What you will do: For the listing below, give the count of lines containing the string "aged" and nothing else.

Records shown:

------------------------

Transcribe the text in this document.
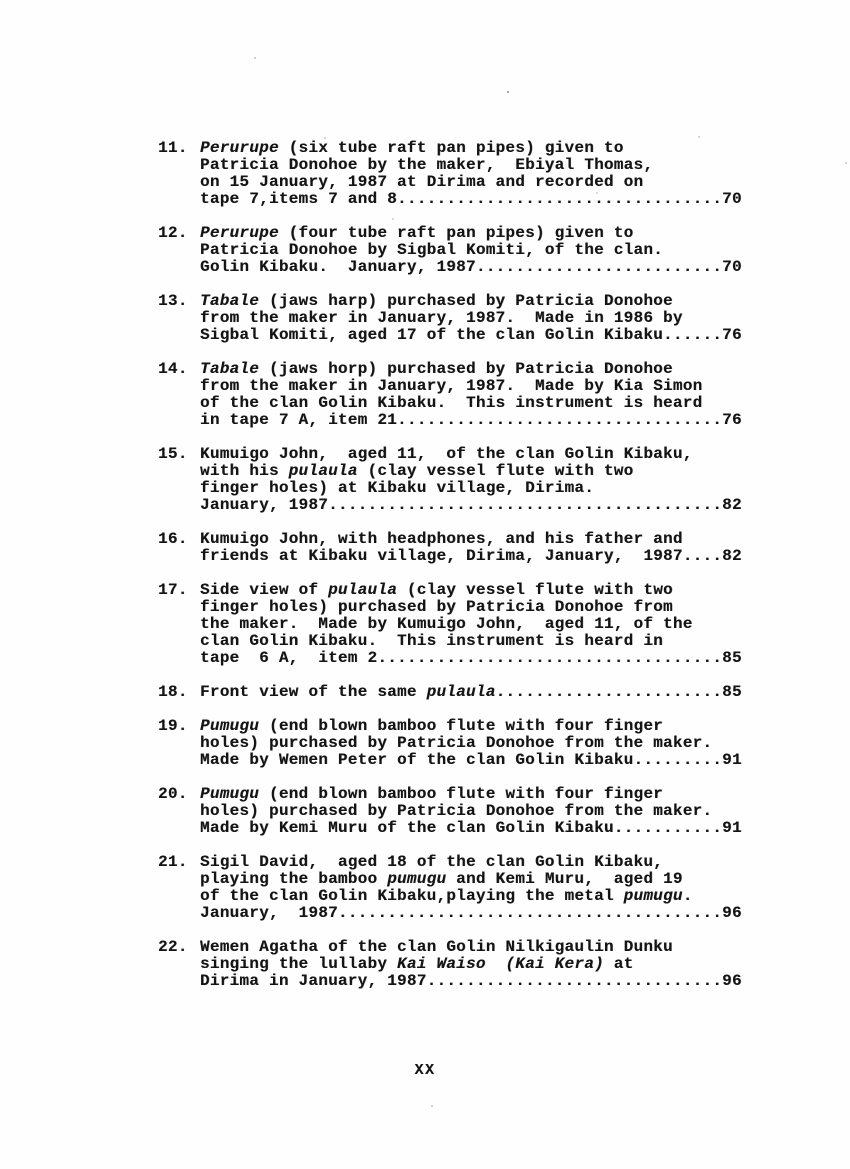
11. Perurupe (six tube raft pan pipes) given to
Patricia Donohoe by the maker,  Ebiyal Thomas,
on 15 January, 1987 at Dirima and recorded on
tape 7,items 7 and 8.................................70
12. Perurupe (four tube raft pan pipes) given to
Patricia Donohoe by Sigbal Komiti, of the clan.
Golin Kibaku.  January, 1987.........................70
13. Tabale (jaws harp) purchased by Patricia Donohoe
from the maker in January, 1987.  Made in 1986 by
Sigbal Komiti, aged 17 of the clan Golin Kibaku......76
14. Tabale (jaws horp) purchased by Patricia Donohoe
from the maker in January, 1987.  Made by Kia Simon
of the clan Golin Kibaku.  This instrument is heard
in tape 7 A, item 21.................................76
15. Kumuigo John,  aged 11,  of the clan Golin Kibaku,
with his pulaula (clay vessel flute with two
finger holes) at Kibaku village, Dirima.
January, 1987........................................82
16. Kumuigo John, with headphones, and his father and
friends at Kibaku village, Dirima, January,  1987....82
17. Side view of pulaula (clay vessel flute with two
finger holes) purchased by Patricia Donohoe from
the maker.  Made by Kumuigo John,  aged 11, of the
clan Golin Kibaku.  This instrument is heard in
tape  6 A,  item 2...................................85
18. Front view of the same pulaula.......................85
19. Pumugu (end blown bamboo flute with four finger
holes) purchased by Patricia Donohoe from the maker.
Made by Wemen Peter of the clan Golin Kibaku.........91
20. Pumugu (end blown bamboo flute with four finger
holes) purchased by Patricia Donohoe from the maker.
Made by Kemi Muru of the clan Golin Kibaku...........91
21. Sigil David,  aged 18 of the clan Golin Kibaku,
playing the bamboo pumugu and Kemi Muru,  aged 19
of the clan Golin Kibaku,playing the metal pumugu.
January,  1987.......................................96
22. Wemen Agatha of the clan Golin Nilkigaulin Dunku
singing the lullaby Kai Waiso  (Kai Kera) at
Dirima in January, 1987..............................96
XX
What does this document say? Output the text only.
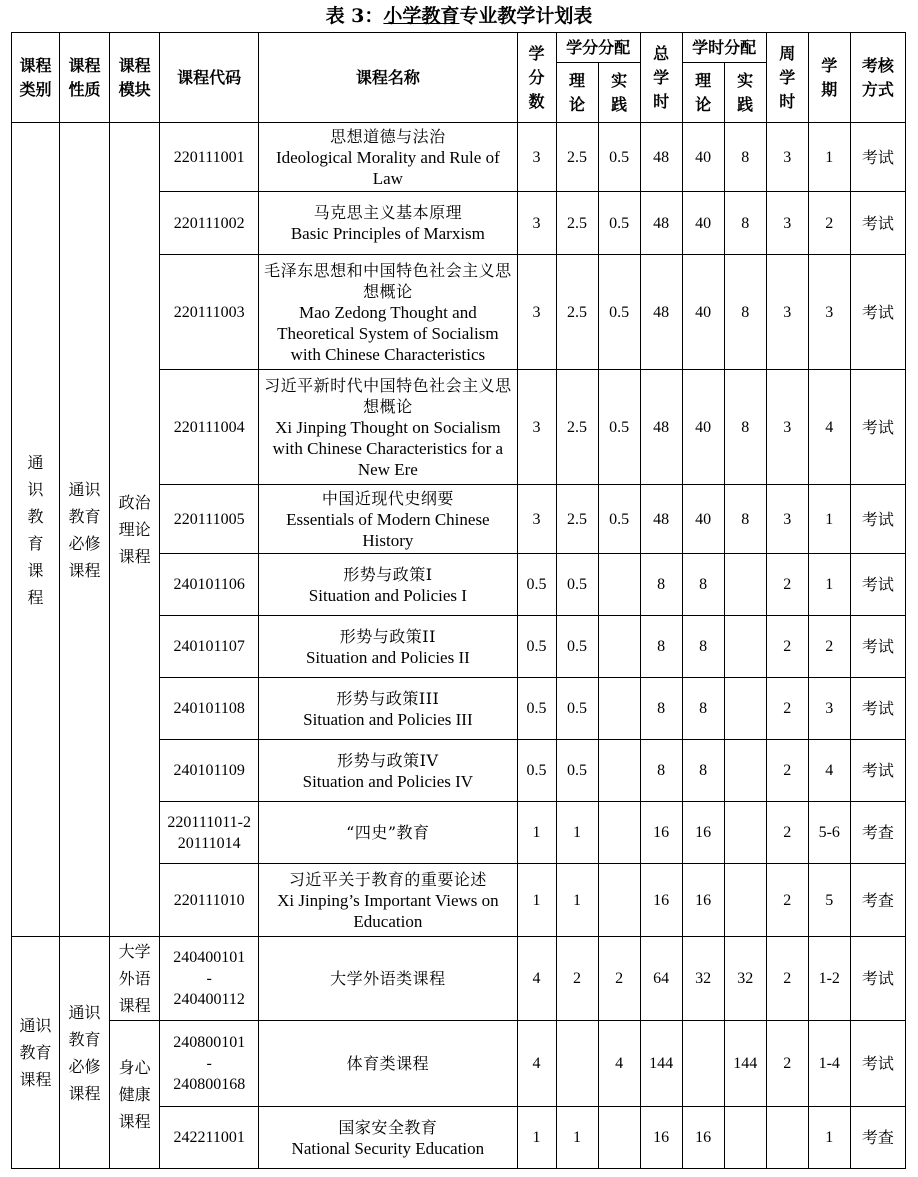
表 3：小学教育专业教学计划表
课程类别	课程性质	课程模块	课程代码	课程名称	学分数	学分分配		总学时	学时分配		周学时	学期	考核方式
						理论	实践		理论	实践			
通识教育课程	通识教育必修课程	政治理论课程	220111001	思想道德与法治
Ideological Morality and Rule of Law	3	2.5	0.5	48	40	8	3	1	考试
			220111002	马克思主义基本原理
Basic Principles of Marxism	3	2.5	0.5	48	40	8	3	2	考试
			220111003	毛泽东思想和中国特色社会主义思想概论
Mao Zedong Thought and Theoretical System of Socialism with Chinese Characteristics	3	2.5	0.5	48	40	8	3	3	考试
			220111004	习近平新时代中国特色社会主义思想概论
Xi Jinping Thought on Socialism with Chinese Characteristics for a New Ere	3	2.5	0.5	48	40	8	3	4	考试
			220111005	中国近现代史纲要
Essentials of Modern Chinese History	3	2.5	0.5	48	40	8	3	1	考试
			240101106	形势与政策I
Situation and Policies I	0.5	0.5		8	8		2	1	考试
			240101107	形势与政策II
Situation and Policies II	0.5	0.5		8	8		2	2	考试
			240101108	形势与政策III
Situation and Policies III	0.5	0.5		8	8		2	3	考试
			240101109	形势与政策IV
Situation and Policies IV	0.5	0.5		8	8		2	4	考试
			220111011-220111014	“四史”教育	1	1		16	16		2	5-6	考查
			220111010	习近平关于教育的重要论述
Xi Jinping’s Important Views on Education	1	1		16	16		2	5	考查
通识教育课程	通识教育必修课程	大学外语课程	240400101
-
240400112	大学外语类课程	4	2	2	64	32	32	2	1-2	考试
		身心健康课程	240800101
-
240800168	体育类课程	4		4	144		144	2	1-4	考试
			242211001	国家安全教育
National Security Education	1	1		16	16			1	考查
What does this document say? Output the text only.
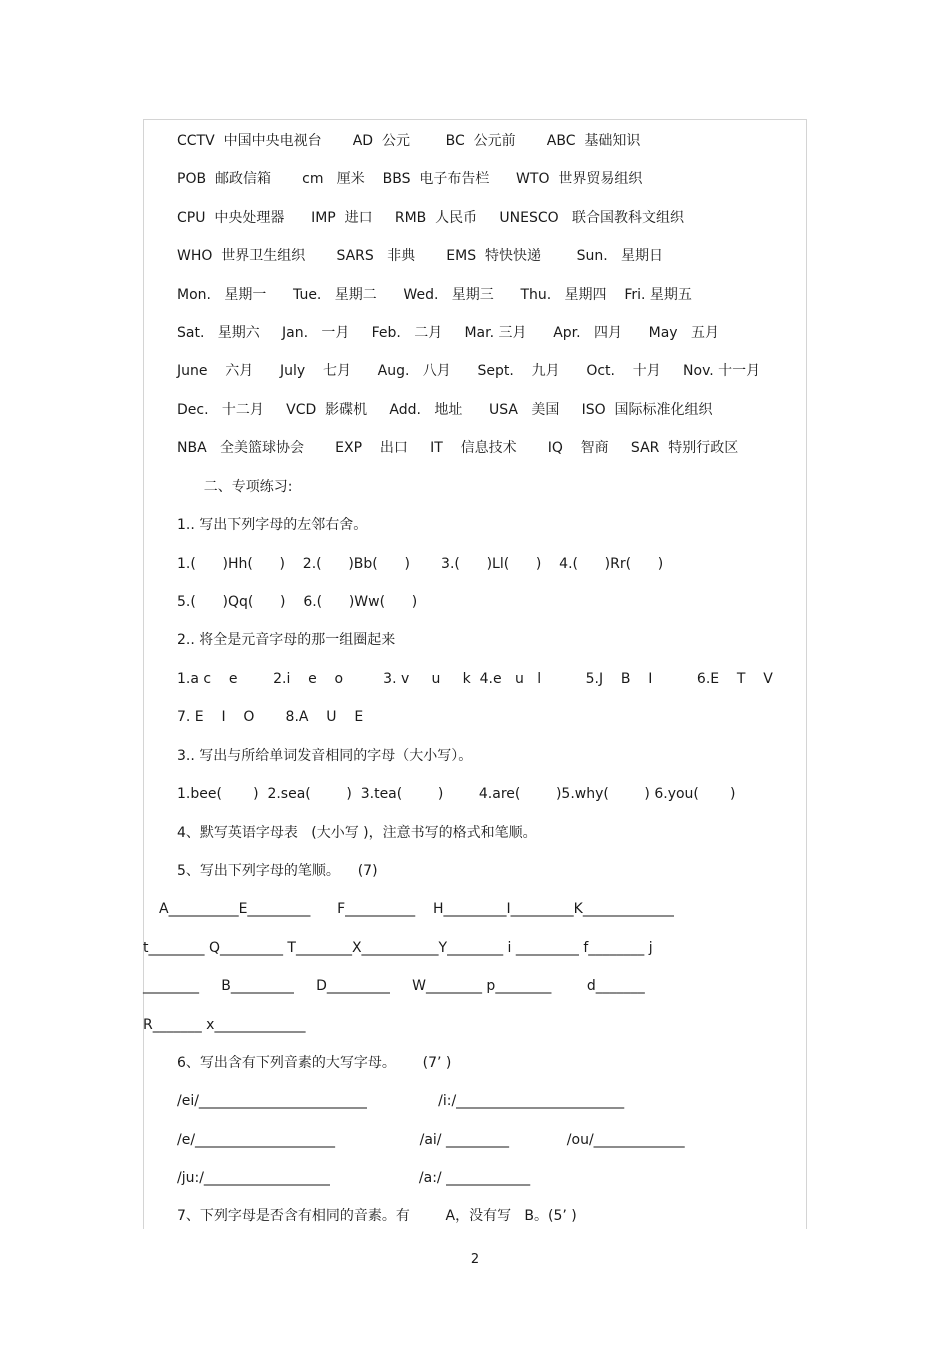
CCTV  中国中央电视台       AD  公元        BC  公元前       ABC  基础知识
POB  邮政信箱       cm   厘米    BBS  电子布告栏      WTO  世界贸易组织
CPU  中央处理器      IMP  进口     RMB  人民币     UNESCO   联合国教科文组织
WHO  世界卫生组织       SARS   非典       EMS  特快快递        Sun.   星期日
Mon.   星期一      Tue.   星期二      Wed.   星期三      Thu.   星期四    Fri. 星期五
Sat.   星期六     Jan.   一月     Feb.   二月     Mar. 三月      Apr.   四月      May   五月
June    六月      July    七月      Aug.   八月      Sept.    九月      Oct.    十月     Nov. 十一月
Dec.   十二月     VCD  影碟机     Add.   地址      USA   美国     ISO  国际标准化组织
NBA   全美篮球协会       EXP    出口     IT    信息技术       IQ    智商     SAR  特别行政区
二、专项练习:
1.. 写出下列字母的左邻右舍。
1.(      )Hh(      )    2.(      )Bb(      )       3.(      )Ll(      )    4.(      )Rr(      )
5.(      )Qq(      )    6.(      )Ww(      )
2.. 将全是元音字母的那一组圈起来
1.a c    e        2.i    e    o         3. v     u     k  4.e   u   l          5.J    B    I          6.E    T    V
7. E    I    O       8.A    U    E
3.. 写出与所给单词发音相同的字母（大小写）。
1.bee(       )  2.sea(        )  3.tea(        )        4.are(        )5.why(        ) 6.you(       )
4、默写英语字母表   (大小写 )，注意书写的格式和笔顺。
5、写出下列字母的笔顺。    (7)
A__________E_________      F__________    H_________I_________K_____________
t________ Q_________ T________X___________Y________ i _________ f________ j
________     B_________     D_________     W________ p________        d_______
R_______ x_____________
6、写出含有下列音素的大写字母。      (7’ )
/ei/________________________                /i:/________________________
/e/____________________                   /ai/ _________             /ou/_____________
/ju:/__________________                    /a:/ ____________
7、下列字母是否含有相同的音素。有        A，没有写   B。(5’ )
2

------------------------

The result: 5